[Some records]

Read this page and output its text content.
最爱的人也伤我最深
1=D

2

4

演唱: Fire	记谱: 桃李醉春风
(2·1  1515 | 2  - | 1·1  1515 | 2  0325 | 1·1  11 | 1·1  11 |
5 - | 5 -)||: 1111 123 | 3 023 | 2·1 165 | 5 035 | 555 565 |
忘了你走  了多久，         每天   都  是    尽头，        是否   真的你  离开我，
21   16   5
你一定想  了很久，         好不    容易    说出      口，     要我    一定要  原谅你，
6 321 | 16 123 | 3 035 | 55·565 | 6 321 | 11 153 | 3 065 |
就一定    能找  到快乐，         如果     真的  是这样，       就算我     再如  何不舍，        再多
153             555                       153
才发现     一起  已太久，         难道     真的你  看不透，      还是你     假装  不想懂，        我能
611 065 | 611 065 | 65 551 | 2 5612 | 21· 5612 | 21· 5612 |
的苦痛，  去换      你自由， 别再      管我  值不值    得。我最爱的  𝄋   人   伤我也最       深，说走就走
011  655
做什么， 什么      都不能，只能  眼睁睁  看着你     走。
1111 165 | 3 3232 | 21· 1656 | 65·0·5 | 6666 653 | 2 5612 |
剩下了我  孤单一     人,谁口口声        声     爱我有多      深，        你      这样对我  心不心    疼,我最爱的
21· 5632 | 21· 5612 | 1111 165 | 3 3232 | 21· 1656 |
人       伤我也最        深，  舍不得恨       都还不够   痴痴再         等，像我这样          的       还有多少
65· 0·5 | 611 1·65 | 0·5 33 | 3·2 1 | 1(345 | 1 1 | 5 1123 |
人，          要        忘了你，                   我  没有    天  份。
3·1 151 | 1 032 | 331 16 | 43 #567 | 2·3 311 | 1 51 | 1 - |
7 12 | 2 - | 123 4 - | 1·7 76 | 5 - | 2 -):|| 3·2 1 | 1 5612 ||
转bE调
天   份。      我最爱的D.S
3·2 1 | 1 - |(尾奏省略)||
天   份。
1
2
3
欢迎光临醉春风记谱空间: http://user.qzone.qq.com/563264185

# [What you have to do]
Give back each line above precisely as it stands.

# [Written answer]
Read this page and output its text content.
最爱的人也伤我最深
1=D

2

4

演唱: Fire	记谱: 桃李醉春风
(2·1  1515 | 2  - | 1·1  1515 | 2  0325 | 1·1  11 | 1·1  11 |
5 - | 5 -)||: 1111 123 | 3 023 | 2·1 165 | 5 035 | 555 565 |
忘了你走  了多久，         每天   都  是    尽头，        是否   真的你  离开我，
21   16   5
你一定想  了很久，         好不    容易    说出      口，     要我    一定要  原谅你，
6 321 | 16 123 | 3 035 | 55·565 | 6 321 | 11 153 | 3 065 |
就一定    能找  到快乐，         如果     真的  是这样，       就算我     再如  何不舍，        再多
153             555                       153
才发现     一起  已太久，         难道     真的你  看不透，      还是你     假装  不想懂，        我能
611 065 | 611 065 | 65 551 | 2 5612 | 21· 5612 | 21· 5612 |
的苦痛，  去换      你自由， 别再      管我  值不值    得。我最爱的  𝄋   人   伤我也最       深，说走就走
011  655
做什么， 什么      都不能，只能  眼睁睁  看着你     走。
1111 165 | 3 3232 | 21· 1656 | 65·0·5 | 6666 653 | 2 5612 |
剩下了我  孤单一     人,谁口口声        声     爱我有多      深，        你      这样对我  心不心    疼,我最爱的
21· 5632 | 21· 5612 | 1111 165 | 3 3232 | 21· 1656 |
人       伤我也最        深，  舍不得恨       都还不够   痴痴再         等，像我这样          的       还有多少
65· 0·5 | 611 1·65 | 0·5 33 | 3·2 1 | 1(345 | 1 1 | 5 1123 |
人，          要        忘了你，                   我  没有    天  份。
3·1 151 | 1 032 | 331 16 | 43 #567 | 2·3 311 | 1 51 | 1 - |
7 12 | 2 - | 123 4 - | 1·7 76 | 5 - | 2 -):|| 3·2 1 | 1 5612 ||
转bE调
天   份。      我最爱的D.S
3·2 1 | 1 - |(尾奏省略)||
天   份。
1
2
3
欢迎光临醉春风记谱空间: http://user.qzone.qq.com/563264185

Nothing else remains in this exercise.